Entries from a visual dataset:
——

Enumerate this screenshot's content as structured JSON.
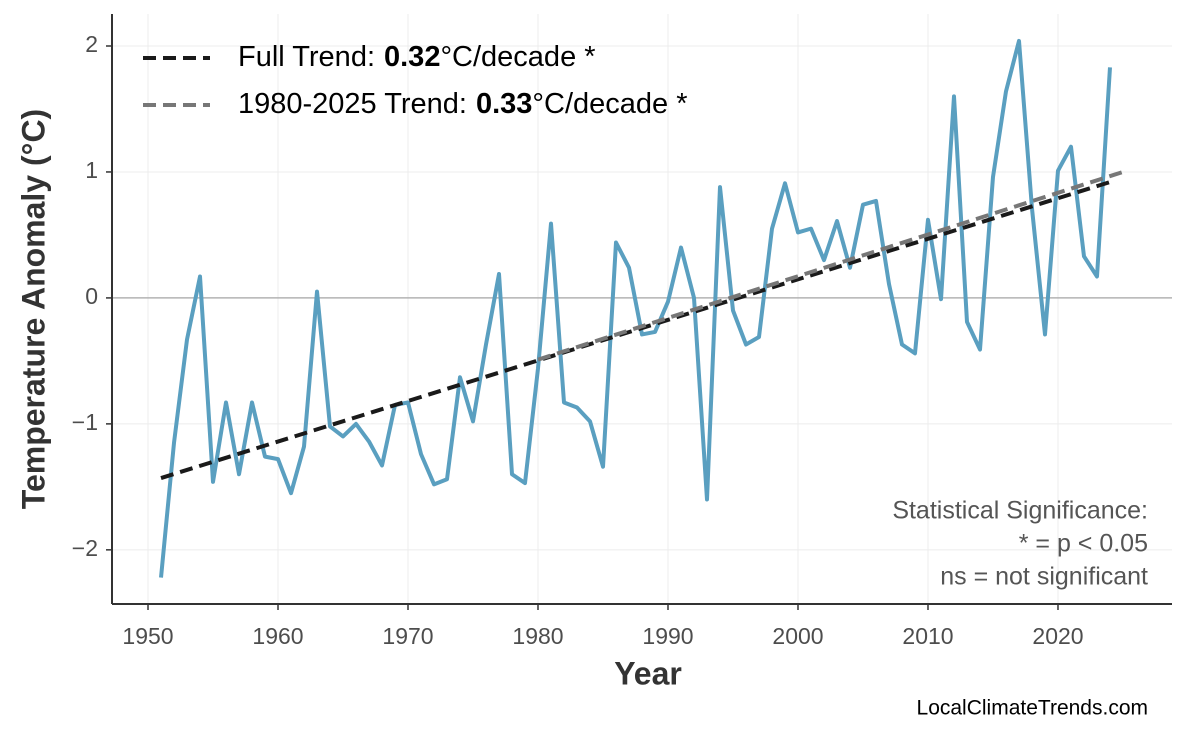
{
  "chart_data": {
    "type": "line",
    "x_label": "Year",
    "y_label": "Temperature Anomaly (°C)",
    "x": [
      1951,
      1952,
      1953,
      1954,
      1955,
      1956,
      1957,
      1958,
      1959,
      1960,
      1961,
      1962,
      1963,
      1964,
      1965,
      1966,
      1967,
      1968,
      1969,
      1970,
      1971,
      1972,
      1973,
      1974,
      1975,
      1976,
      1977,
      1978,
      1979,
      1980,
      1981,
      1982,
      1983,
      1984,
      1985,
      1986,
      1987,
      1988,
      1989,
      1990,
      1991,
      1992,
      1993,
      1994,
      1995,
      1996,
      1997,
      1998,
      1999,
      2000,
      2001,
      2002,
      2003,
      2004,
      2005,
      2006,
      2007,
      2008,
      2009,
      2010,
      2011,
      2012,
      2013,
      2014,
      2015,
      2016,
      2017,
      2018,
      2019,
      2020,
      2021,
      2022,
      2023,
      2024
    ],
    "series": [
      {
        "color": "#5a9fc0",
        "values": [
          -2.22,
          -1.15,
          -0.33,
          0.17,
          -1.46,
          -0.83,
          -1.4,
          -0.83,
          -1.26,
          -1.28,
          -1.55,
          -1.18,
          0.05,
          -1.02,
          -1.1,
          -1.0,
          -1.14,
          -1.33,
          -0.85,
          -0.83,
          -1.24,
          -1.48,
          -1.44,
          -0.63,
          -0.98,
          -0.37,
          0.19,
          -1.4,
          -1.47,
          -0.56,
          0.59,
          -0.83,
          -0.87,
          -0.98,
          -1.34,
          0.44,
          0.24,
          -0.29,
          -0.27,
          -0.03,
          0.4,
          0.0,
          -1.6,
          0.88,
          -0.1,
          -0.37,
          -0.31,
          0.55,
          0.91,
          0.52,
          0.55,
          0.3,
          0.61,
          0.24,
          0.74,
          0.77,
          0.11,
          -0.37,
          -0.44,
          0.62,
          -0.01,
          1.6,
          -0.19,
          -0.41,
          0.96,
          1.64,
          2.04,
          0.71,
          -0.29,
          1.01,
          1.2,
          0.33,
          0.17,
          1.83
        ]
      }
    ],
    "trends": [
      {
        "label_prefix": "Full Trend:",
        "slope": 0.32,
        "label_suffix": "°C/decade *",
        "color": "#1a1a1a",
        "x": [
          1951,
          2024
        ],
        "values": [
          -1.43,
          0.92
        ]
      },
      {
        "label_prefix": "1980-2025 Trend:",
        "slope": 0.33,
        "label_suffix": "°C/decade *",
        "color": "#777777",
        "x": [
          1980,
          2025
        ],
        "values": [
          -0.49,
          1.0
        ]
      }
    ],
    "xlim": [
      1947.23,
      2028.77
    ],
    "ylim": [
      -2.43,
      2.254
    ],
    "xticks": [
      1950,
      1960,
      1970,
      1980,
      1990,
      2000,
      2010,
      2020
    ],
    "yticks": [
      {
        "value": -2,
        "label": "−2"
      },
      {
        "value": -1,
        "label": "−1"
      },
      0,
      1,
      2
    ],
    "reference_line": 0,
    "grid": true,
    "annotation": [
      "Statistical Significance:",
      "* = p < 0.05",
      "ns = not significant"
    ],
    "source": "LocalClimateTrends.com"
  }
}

——

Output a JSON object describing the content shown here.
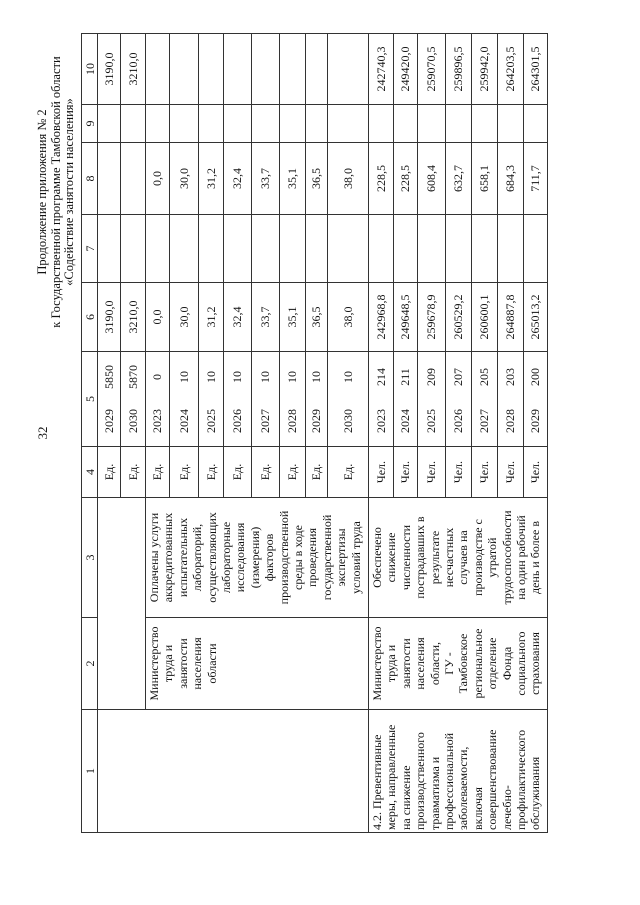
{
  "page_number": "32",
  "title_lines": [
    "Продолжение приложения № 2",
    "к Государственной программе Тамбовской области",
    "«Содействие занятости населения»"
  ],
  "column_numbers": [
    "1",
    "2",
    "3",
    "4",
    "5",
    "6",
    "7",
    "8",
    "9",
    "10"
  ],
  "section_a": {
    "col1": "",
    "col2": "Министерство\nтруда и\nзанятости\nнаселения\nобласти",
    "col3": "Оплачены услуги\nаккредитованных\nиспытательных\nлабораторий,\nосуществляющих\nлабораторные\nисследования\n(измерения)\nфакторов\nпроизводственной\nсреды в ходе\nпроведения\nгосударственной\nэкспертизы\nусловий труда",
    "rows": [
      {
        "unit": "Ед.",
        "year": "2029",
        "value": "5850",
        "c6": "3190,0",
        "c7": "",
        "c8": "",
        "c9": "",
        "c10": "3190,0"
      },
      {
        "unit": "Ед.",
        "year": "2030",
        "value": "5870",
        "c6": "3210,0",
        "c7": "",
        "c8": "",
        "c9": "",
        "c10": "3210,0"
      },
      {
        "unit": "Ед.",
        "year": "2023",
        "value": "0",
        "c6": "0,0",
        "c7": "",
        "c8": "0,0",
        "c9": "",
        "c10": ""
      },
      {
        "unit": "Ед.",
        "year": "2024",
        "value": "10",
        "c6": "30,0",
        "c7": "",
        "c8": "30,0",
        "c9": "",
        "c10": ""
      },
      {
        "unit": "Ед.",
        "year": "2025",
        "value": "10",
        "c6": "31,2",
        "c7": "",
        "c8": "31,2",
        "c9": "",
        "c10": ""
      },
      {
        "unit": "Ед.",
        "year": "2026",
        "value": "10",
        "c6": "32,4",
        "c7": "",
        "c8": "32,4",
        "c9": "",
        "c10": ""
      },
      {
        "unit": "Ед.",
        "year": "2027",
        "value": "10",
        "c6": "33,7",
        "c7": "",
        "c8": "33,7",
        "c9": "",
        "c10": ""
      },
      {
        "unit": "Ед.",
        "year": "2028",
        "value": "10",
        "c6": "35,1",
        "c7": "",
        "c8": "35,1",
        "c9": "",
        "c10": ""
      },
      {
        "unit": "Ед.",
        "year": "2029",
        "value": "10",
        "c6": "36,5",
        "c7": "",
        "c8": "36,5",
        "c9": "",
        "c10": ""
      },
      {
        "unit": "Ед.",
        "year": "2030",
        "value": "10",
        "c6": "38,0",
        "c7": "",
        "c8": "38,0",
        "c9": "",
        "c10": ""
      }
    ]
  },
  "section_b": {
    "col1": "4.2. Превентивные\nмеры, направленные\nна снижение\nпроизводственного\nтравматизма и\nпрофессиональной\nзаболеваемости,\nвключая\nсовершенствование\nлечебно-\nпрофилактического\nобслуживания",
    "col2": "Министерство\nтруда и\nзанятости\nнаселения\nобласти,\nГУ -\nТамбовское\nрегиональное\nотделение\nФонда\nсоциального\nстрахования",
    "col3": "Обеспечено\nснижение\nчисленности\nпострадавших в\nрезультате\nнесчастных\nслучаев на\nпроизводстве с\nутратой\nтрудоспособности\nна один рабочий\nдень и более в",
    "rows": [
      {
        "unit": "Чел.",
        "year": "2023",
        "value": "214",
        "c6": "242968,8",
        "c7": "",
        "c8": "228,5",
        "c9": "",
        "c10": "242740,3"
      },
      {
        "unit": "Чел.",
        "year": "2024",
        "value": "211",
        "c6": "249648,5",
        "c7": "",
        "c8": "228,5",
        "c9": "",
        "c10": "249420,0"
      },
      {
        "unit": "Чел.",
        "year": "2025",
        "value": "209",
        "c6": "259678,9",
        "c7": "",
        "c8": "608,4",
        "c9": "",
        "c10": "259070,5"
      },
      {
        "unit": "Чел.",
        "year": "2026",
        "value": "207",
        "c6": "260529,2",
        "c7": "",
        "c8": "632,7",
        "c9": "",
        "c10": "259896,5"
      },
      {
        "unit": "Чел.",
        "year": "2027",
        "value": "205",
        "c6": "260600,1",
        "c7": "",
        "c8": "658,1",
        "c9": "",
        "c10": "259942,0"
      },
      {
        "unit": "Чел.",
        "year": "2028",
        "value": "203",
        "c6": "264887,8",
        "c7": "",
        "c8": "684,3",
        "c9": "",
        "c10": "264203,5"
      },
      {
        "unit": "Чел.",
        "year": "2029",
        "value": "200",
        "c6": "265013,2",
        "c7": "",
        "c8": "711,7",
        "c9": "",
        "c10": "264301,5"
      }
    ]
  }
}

——

= PROBLEM TO WORK ON =
Copy every line of the data that holds the string "Министерство".

= REPLY TO THE EXERCISE =
    "col2": "Министерство\nтруда и\nзанятости\nнаселения\nобласти",
    "col2": "Министерство\nтруда и\nзанятости\nнаселения\nобласти,\nГУ -\nТамбовское\nрегиональное\nотделение\nФонда\nсоциального\nстрахования",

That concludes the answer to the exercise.